## START RECORDS

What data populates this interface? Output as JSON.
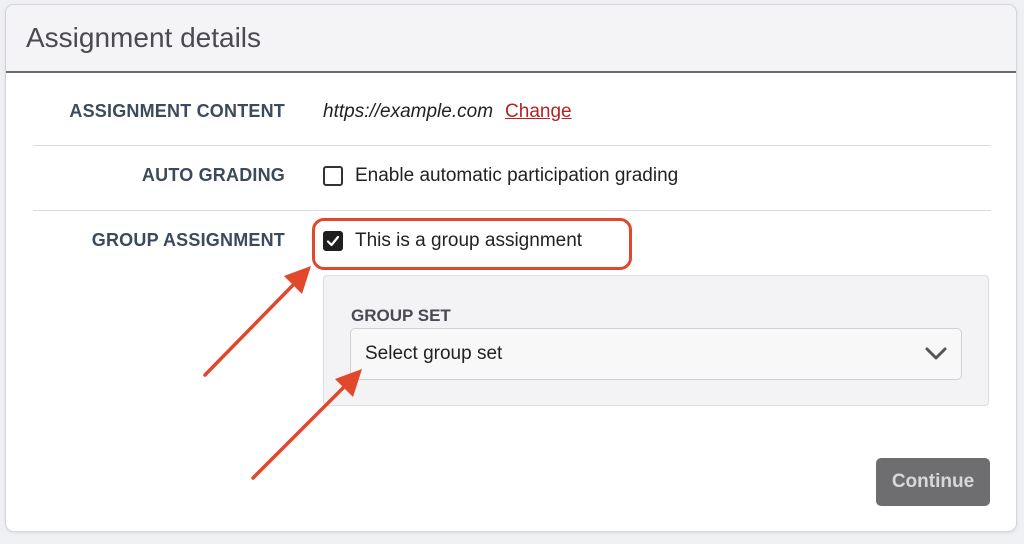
{
  "header": {
    "title": "Assignment details"
  },
  "rows": {
    "content": {
      "label": "ASSIGNMENT CONTENT",
      "url": "https://example.com",
      "change_link": "Change"
    },
    "auto_grading": {
      "label": "AUTO GRADING",
      "checkbox_label": "Enable automatic participation grading",
      "checked": false
    },
    "group_assignment": {
      "label": "GROUP ASSIGNMENT",
      "checkbox_label": "This is a group assignment",
      "checked": true
    }
  },
  "group_set": {
    "label": "GROUP SET",
    "selected": "Select group set"
  },
  "actions": {
    "continue_label": "Continue"
  },
  "colors": {
    "annotation": "#e0472b",
    "link": "#b32424",
    "label": "#3c4a5e",
    "button_disabled": "#6e6e70"
  },
  "icons": {
    "checkmark": "checkmark-icon",
    "dropdown": "chevron-down-icon",
    "annotation_arrow": "arrow-icon"
  }
}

## END RECORDS

▶ **JOB**
Omit the pictures and reproduce the listing exactly.

▶ **RESULT**
What data populates this interface? Output as JSON.
{
  "header": {
    "title": "Assignment details"
  },
  "rows": {
    "content": {
      "label": "ASSIGNMENT CONTENT",
      "url": "https://example.com",
      "change_link": "Change"
    },
    "auto_grading": {
      "label": "AUTO GRADING",
      "checkbox_label": "Enable automatic participation grading",
      "checked": false
    },
    "group_assignment": {
      "label": "GROUP ASSIGNMENT",
      "checkbox_label": "This is a group assignment",
      "checked": true
    }
  },
  "group_set": {
    "label": "GROUP SET",
    "selected": "Select group set"
  },
  "actions": {
    "continue_label": "Continue"
  },
  "colors": {
    "annotation": "#e0472b",
    "link": "#b32424",
    "label": "#3c4a5e",
    "button_disabled": "#6e6e70"
  },
  "icons": {
    "checkmark": "checkmark-icon",
    "dropdown": "chevron-down-icon",
    "annotation_arrow": "arrow-icon"
  }
}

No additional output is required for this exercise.